__Exercise details__
Show each line from the listing that includes the word "Курс".

(Records from a data collection)
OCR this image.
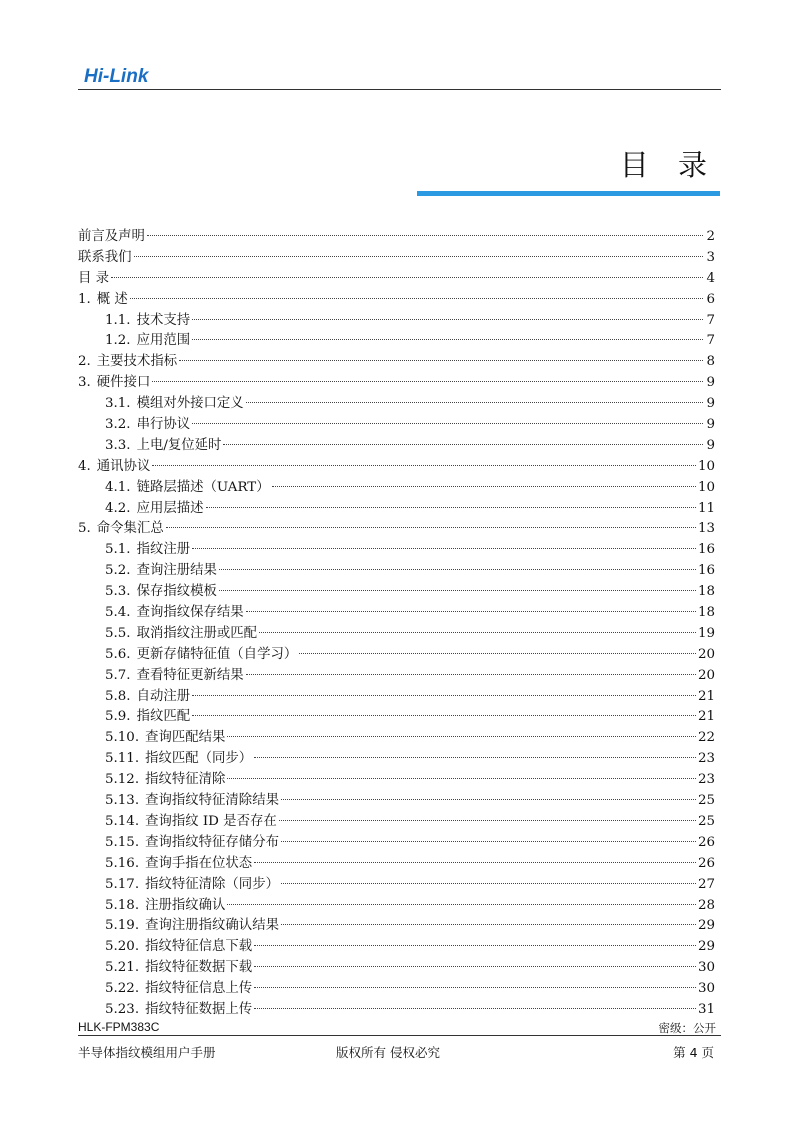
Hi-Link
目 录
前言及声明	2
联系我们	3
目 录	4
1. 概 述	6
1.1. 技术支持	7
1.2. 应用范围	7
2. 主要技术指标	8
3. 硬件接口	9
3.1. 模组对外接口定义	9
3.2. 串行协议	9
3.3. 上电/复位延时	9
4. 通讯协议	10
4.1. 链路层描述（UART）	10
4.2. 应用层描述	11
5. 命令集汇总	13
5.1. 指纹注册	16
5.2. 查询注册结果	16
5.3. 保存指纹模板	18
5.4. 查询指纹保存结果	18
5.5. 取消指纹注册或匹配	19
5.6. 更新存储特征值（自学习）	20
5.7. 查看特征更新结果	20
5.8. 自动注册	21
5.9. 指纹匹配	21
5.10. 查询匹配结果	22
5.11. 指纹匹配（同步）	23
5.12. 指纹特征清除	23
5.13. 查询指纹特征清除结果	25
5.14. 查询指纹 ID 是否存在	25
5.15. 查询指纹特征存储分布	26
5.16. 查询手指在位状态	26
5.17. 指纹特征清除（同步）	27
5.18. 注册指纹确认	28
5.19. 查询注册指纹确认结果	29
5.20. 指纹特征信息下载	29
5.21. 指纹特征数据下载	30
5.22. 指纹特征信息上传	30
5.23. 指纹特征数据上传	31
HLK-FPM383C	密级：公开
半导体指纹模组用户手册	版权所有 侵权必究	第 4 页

---

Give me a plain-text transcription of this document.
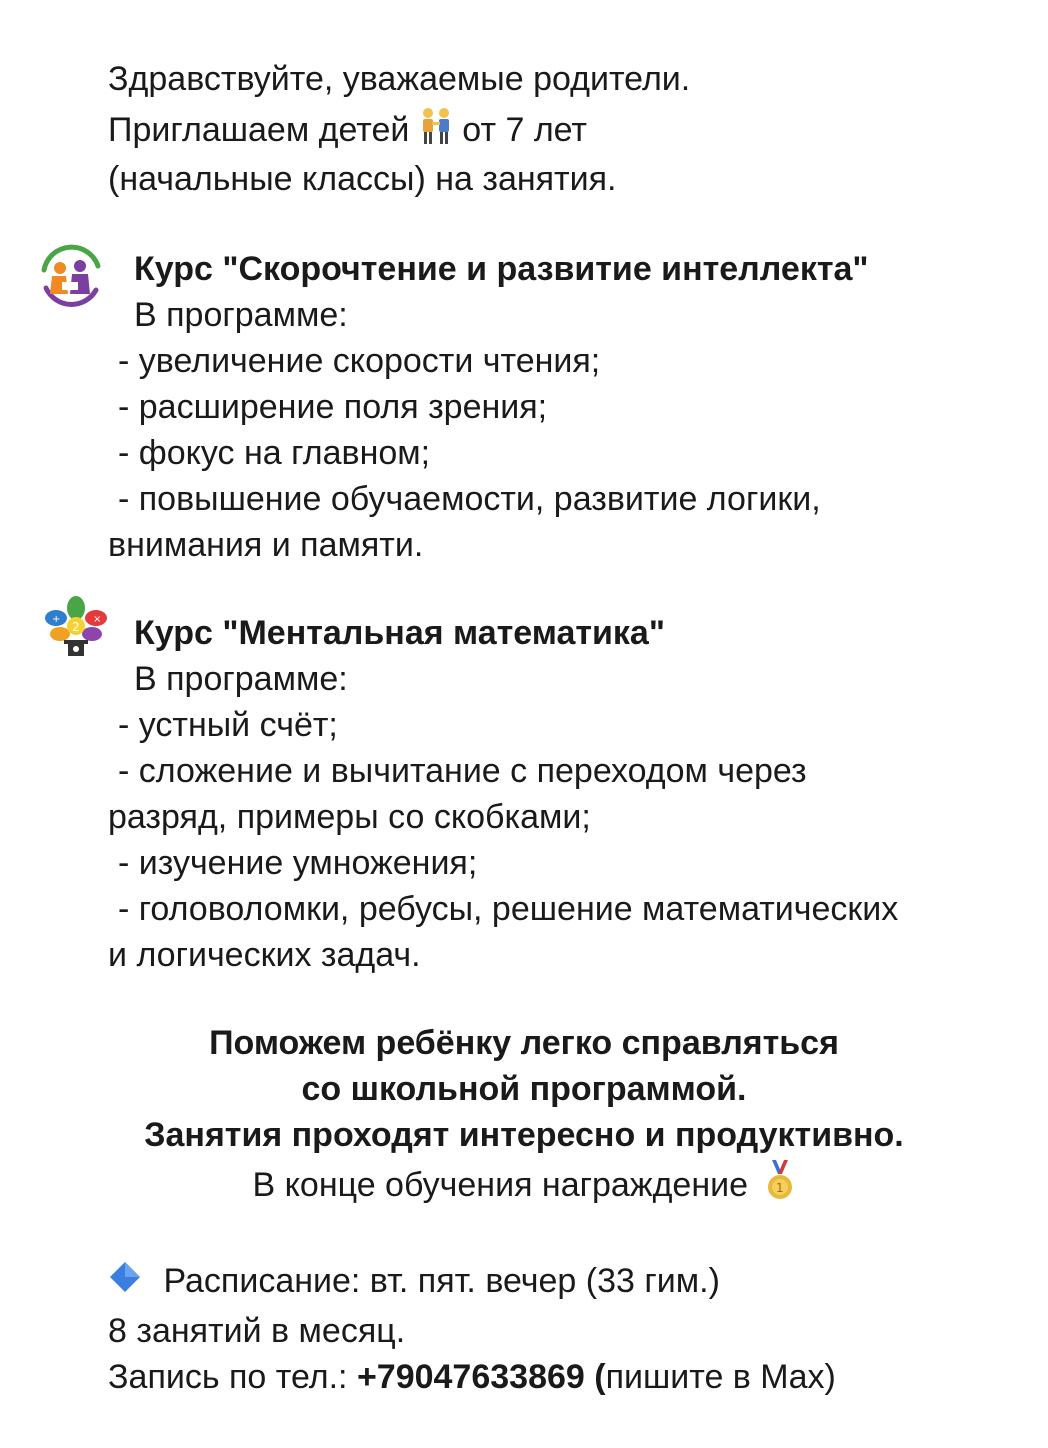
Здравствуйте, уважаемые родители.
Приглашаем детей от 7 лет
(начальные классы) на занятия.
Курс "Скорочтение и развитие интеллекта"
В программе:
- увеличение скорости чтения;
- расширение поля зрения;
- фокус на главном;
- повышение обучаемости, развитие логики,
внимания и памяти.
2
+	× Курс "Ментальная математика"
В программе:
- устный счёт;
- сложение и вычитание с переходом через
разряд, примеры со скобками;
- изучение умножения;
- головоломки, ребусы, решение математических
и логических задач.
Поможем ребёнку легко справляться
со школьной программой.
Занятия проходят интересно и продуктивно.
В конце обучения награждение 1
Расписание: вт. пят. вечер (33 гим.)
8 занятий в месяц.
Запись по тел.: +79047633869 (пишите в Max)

__Answer in full__
Курс "Скорочтение и развитие интеллекта"
+	× Курс "Ментальная математика"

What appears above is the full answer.